■ **WRITTEN REQUEST**: Return all lines in the material below that contain "this".

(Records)
________________________________________

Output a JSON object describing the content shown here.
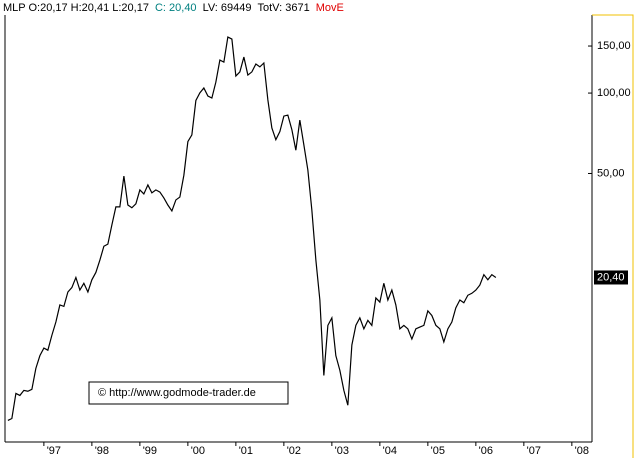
{
  "chart_data": {
    "type": "line",
    "header": [
      {
        "text": "MLP O:20,17 H:20,41 L:20,17",
        "color": "#000000"
      },
      {
        "text": "C: 20,40",
        "color": "#008080"
      },
      {
        "text": "LV: 69449",
        "color": "#000000"
      },
      {
        "text": "TotV: 3671",
        "color": "#000000"
      },
      {
        "text": "MovE",
        "color": "#e00000"
      }
    ],
    "watermark": "© http://www.godmode-trader.de",
    "color": "#000000",
    "log_scale": true,
    "grid": false,
    "x": [
      1996.25,
      1996.333,
      1996.417,
      1996.5,
      1996.583,
      1996.667,
      1996.75,
      1996.833,
      1996.917,
      1997,
      1997.083,
      1997.167,
      1997.25,
      1997.333,
      1997.417,
      1997.5,
      1997.583,
      1997.667,
      1997.75,
      1997.833,
      1997.917,
      1998,
      1998.083,
      1998.167,
      1998.25,
      1998.333,
      1998.417,
      1998.5,
      1998.583,
      1998.667,
      1998.75,
      1998.833,
      1998.917,
      1999,
      1999.083,
      1999.167,
      1999.25,
      1999.333,
      1999.417,
      1999.5,
      1999.583,
      1999.667,
      1999.75,
      1999.833,
      1999.917,
      2000,
      2000.083,
      2000.167,
      2000.25,
      2000.333,
      2000.417,
      2000.5,
      2000.583,
      2000.667,
      2000.75,
      2000.833,
      2000.917,
      2001,
      2001.083,
      2001.167,
      2001.25,
      2001.333,
      2001.417,
      2001.5,
      2001.583,
      2001.667,
      2001.75,
      2001.833,
      2001.917,
      2002,
      2002.083,
      2002.167,
      2002.25,
      2002.333,
      2002.417,
      2002.5,
      2002.583,
      2002.667,
      2002.75,
      2002.833,
      2002.917,
      2003,
      2003.083,
      2003.167,
      2003.25,
      2003.333,
      2003.417,
      2003.5,
      2003.583,
      2003.667,
      2003.75,
      2003.833,
      2003.917,
      2004,
      2004.083,
      2004.167,
      2004.25,
      2004.333,
      2004.417,
      2004.5,
      2004.583,
      2004.667,
      2004.75,
      2004.833,
      2004.917,
      2005,
      2005.083,
      2005.167,
      2005.25,
      2005.333,
      2005.417,
      2005.5,
      2005.583,
      2005.667,
      2005.75,
      2005.833,
      2005.917,
      2006,
      2006.083,
      2006.167,
      2006.25,
      2006.333,
      2006.417
    ],
    "values": [
      5.95,
      6.05,
      7.51,
      7.38,
      7.71,
      7.65,
      7.78,
      9.32,
      10.4,
      11.1,
      10.9,
      12.4,
      13.9,
      16.1,
      15.9,
      18.0,
      18.7,
      20.4,
      18.3,
      19.4,
      18.0,
      20.0,
      21.3,
      23.7,
      26.7,
      27.2,
      32.1,
      37.5,
      37.5,
      48.9,
      38.1,
      37.2,
      38.5,
      43.4,
      41.9,
      45.3,
      42.3,
      43.4,
      42.6,
      40.5,
      38.1,
      36.2,
      39.8,
      40.8,
      49.3,
      65.8,
      69.7,
      93.8,
      100.2,
      104.5,
      97.5,
      95.8,
      109.9,
      132.9,
      130.6,
      162.1,
      159.3,
      115.8,
      120.0,
      136.4,
      116.8,
      120.0,
      128.5,
      125.3,
      129.6,
      94.2,
      74.0,
      66.9,
      71.8,
      82.0,
      82.7,
      72.9,
      61.1,
      79.2,
      63.9,
      51.5,
      36.5,
      23.7,
      16.8,
      8.77,
      13.5,
      14.4,
      10.4,
      9.16,
      7.71,
      6.78,
      11.4,
      13.5,
      14.4,
      13.1,
      14.1,
      13.5,
      17.1,
      16.5,
      19.4,
      16.8,
      18.3,
      16.1,
      13.1,
      13.5,
      13.1,
      12.0,
      13.1,
      13.3,
      13.5,
      15.3,
      14.7,
      13.5,
      13.1,
      11.7,
      13.1,
      13.9,
      15.7,
      16.8,
      16.4,
      17.5,
      17.8,
      18.3,
      19.1,
      20.9,
      20.0,
      20.9,
      20.4
    ],
    "last_label": {
      "value": 20.4,
      "label": "20,40"
    },
    "xlim": [
      1996.19,
      2008.42
    ],
    "ylim": [
      4.94,
      196
    ],
    "yticks": [
      {
        "value": 150,
        "label": "150,00"
      },
      {
        "value": 100,
        "label": "100,00"
      },
      {
        "value": 50,
        "label": "50,00"
      }
    ],
    "xticks": [
      {
        "value": 1997,
        "label": "'97"
      },
      {
        "value": 1998,
        "label": "'98"
      },
      {
        "value": 1999,
        "label": "'99"
      },
      {
        "value": 2000,
        "label": "'00"
      },
      {
        "value": 2001,
        "label": "'01"
      },
      {
        "value": 2002,
        "label": "'02"
      },
      {
        "value": 2003,
        "label": "'03"
      },
      {
        "value": 2004,
        "label": "'04"
      },
      {
        "value": 2005,
        "label": "'05"
      },
      {
        "value": 2006,
        "label": "'06"
      },
      {
        "value": 2007,
        "label": "'07"
      },
      {
        "value": 2008,
        "label": "'08"
      }
    ]
  }
}
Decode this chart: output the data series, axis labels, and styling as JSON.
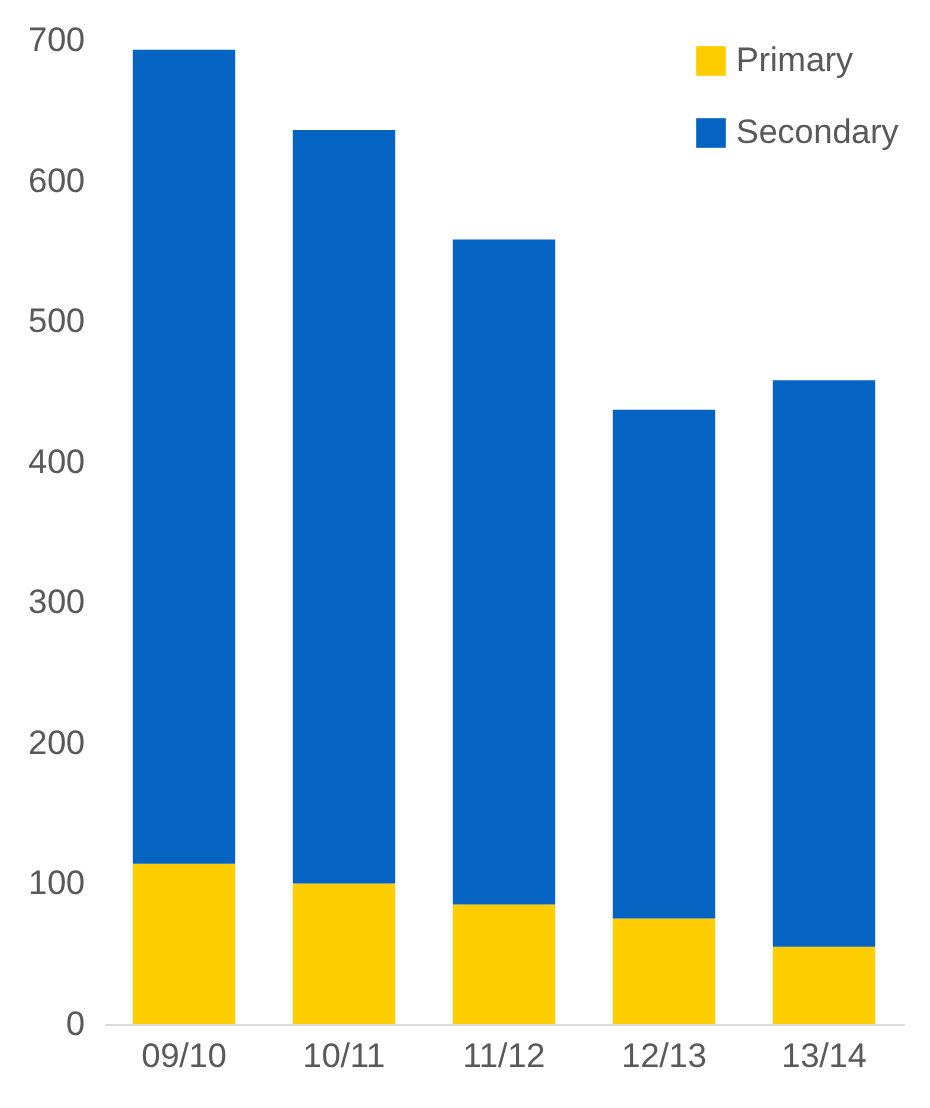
{
  "chart_data": {
    "type": "bar",
    "stacked": true,
    "categories": [
      "09/10",
      "10/11",
      "11/12",
      "12/13",
      "13/14"
    ],
    "series": [
      {
        "name": "Primary",
        "color": "#ffcc00",
        "values": [
          114,
          100,
          85,
          75,
          55
        ]
      },
      {
        "name": "Secondary",
        "color": "#0563c1",
        "values": [
          579,
          536,
          473,
          362,
          403
        ]
      }
    ],
    "ylim": [
      0,
      700
    ],
    "yticks": [
      0,
      100,
      200,
      300,
      400,
      500,
      600,
      700
    ],
    "grid": false,
    "legend": "top right"
  }
}
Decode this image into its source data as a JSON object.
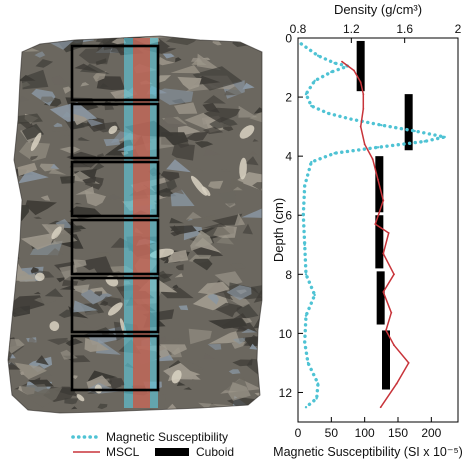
{
  "chart_data": {
    "type": "line",
    "y_axis": {
      "label": "Depth (cm)",
      "range": [
        0,
        13
      ],
      "ticks": [
        0,
        2,
        4,
        6,
        8,
        10,
        12
      ],
      "inverted": true
    },
    "top_axis": {
      "label": "Density (g/cm³)",
      "range": [
        0.8,
        2.0
      ],
      "ticks": [
        0.8,
        1.2,
        1.6,
        2.0
      ],
      "tick_labels": [
        "0.8",
        "1.2",
        "1.6",
        "2"
      ]
    },
    "bottom_axis": {
      "label": "Magnetic Susceptibility (SI x 10⁻⁵)",
      "range": [
        0,
        240
      ],
      "ticks": [
        0,
        50,
        100,
        150,
        200
      ],
      "tick_labels": [
        "0",
        "50",
        "100",
        "150",
        "200"
      ]
    },
    "series": [
      {
        "name": "Magnetic Susceptibility",
        "axis": "bottom",
        "style": "dotted",
        "color": "#4fc3d4",
        "points": [
          {
            "x": 5,
            "y": 0.2
          },
          {
            "x": 30,
            "y": 0.6
          },
          {
            "x": 55,
            "y": 0.85
          },
          {
            "x": 75,
            "y": 0.95
          },
          {
            "x": 50,
            "y": 1.15
          },
          {
            "x": 25,
            "y": 1.45
          },
          {
            "x": 12,
            "y": 1.9
          },
          {
            "x": 20,
            "y": 2.3
          },
          {
            "x": 45,
            "y": 2.55
          },
          {
            "x": 80,
            "y": 2.75
          },
          {
            "x": 125,
            "y": 2.95
          },
          {
            "x": 175,
            "y": 3.15
          },
          {
            "x": 220,
            "y": 3.35
          },
          {
            "x": 190,
            "y": 3.5
          },
          {
            "x": 120,
            "y": 3.7
          },
          {
            "x": 55,
            "y": 3.9
          },
          {
            "x": 20,
            "y": 4.2
          },
          {
            "x": 10,
            "y": 5.0
          },
          {
            "x": 8,
            "y": 6.0
          },
          {
            "x": 10,
            "y": 7.0
          },
          {
            "x": 12,
            "y": 8.0
          },
          {
            "x": 25,
            "y": 8.7
          },
          {
            "x": 12,
            "y": 9.4
          },
          {
            "x": 10,
            "y": 10.3
          },
          {
            "x": 15,
            "y": 11.0
          },
          {
            "x": 30,
            "y": 11.7
          },
          {
            "x": 28,
            "y": 12.2
          },
          {
            "x": 12,
            "y": 12.5
          }
        ]
      },
      {
        "name": "MSCL",
        "axis": "top",
        "style": "solid",
        "color": "#c8343a",
        "points": [
          {
            "x": 1.13,
            "y": 0.8
          },
          {
            "x": 1.22,
            "y": 1.1
          },
          {
            "x": 1.27,
            "y": 1.5
          },
          {
            "x": 1.29,
            "y": 1.9
          },
          {
            "x": 1.29,
            "y": 2.4
          },
          {
            "x": 1.27,
            "y": 3.0
          },
          {
            "x": 1.3,
            "y": 3.6
          },
          {
            "x": 1.36,
            "y": 4.1
          },
          {
            "x": 1.4,
            "y": 4.8
          },
          {
            "x": 1.44,
            "y": 5.5
          },
          {
            "x": 1.38,
            "y": 6.3
          },
          {
            "x": 1.48,
            "y": 6.6
          },
          {
            "x": 1.44,
            "y": 7.3
          },
          {
            "x": 1.52,
            "y": 8.0
          },
          {
            "x": 1.44,
            "y": 8.6
          },
          {
            "x": 1.5,
            "y": 9.3
          },
          {
            "x": 1.46,
            "y": 9.9
          },
          {
            "x": 1.52,
            "y": 10.4
          },
          {
            "x": 1.63,
            "y": 11.0
          },
          {
            "x": 1.54,
            "y": 11.7
          },
          {
            "x": 1.42,
            "y": 12.5
          }
        ]
      },
      {
        "name": "Cuboid",
        "axis": "top",
        "style": "bar",
        "color": "#000000",
        "segments": [
          {
            "x": 1.27,
            "y_top": 0.1,
            "y_bottom": 1.8
          },
          {
            "x": 1.63,
            "y_top": 1.9,
            "y_bottom": 3.8
          },
          {
            "x": 1.41,
            "y_top": 4.0,
            "y_bottom": 5.9
          },
          {
            "x": 1.41,
            "y_top": 6.0,
            "y_bottom": 7.8
          },
          {
            "x": 1.42,
            "y_top": 7.9,
            "y_bottom": 9.7
          },
          {
            "x": 1.46,
            "y_top": 9.9,
            "y_bottom": 11.9
          }
        ]
      }
    ],
    "legend": {
      "placement": "bottom",
      "entries": [
        {
          "label": "Magnetic Susceptibility",
          "series": 0
        },
        {
          "label": "MSCL",
          "series": 1
        },
        {
          "label": "Cuboid",
          "series": 2
        }
      ]
    }
  },
  "core_photo": {
    "colors": {
      "rock_base": "#6b675f",
      "rock_dark": "#3c3a35",
      "rock_light": "#9d978b",
      "clast_blue": "#8a97a3",
      "clast_pale": "#d9d2c2",
      "scan_blue": "#5ecfe3",
      "scan_red": "#d2503a"
    },
    "sample_boxes": 6
  }
}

________________________________________

■ **IN RESPONSE**:
Decode this chart: output the data series, axis labels, and styling as JSON.
Decode this image into its source data as a JSON object.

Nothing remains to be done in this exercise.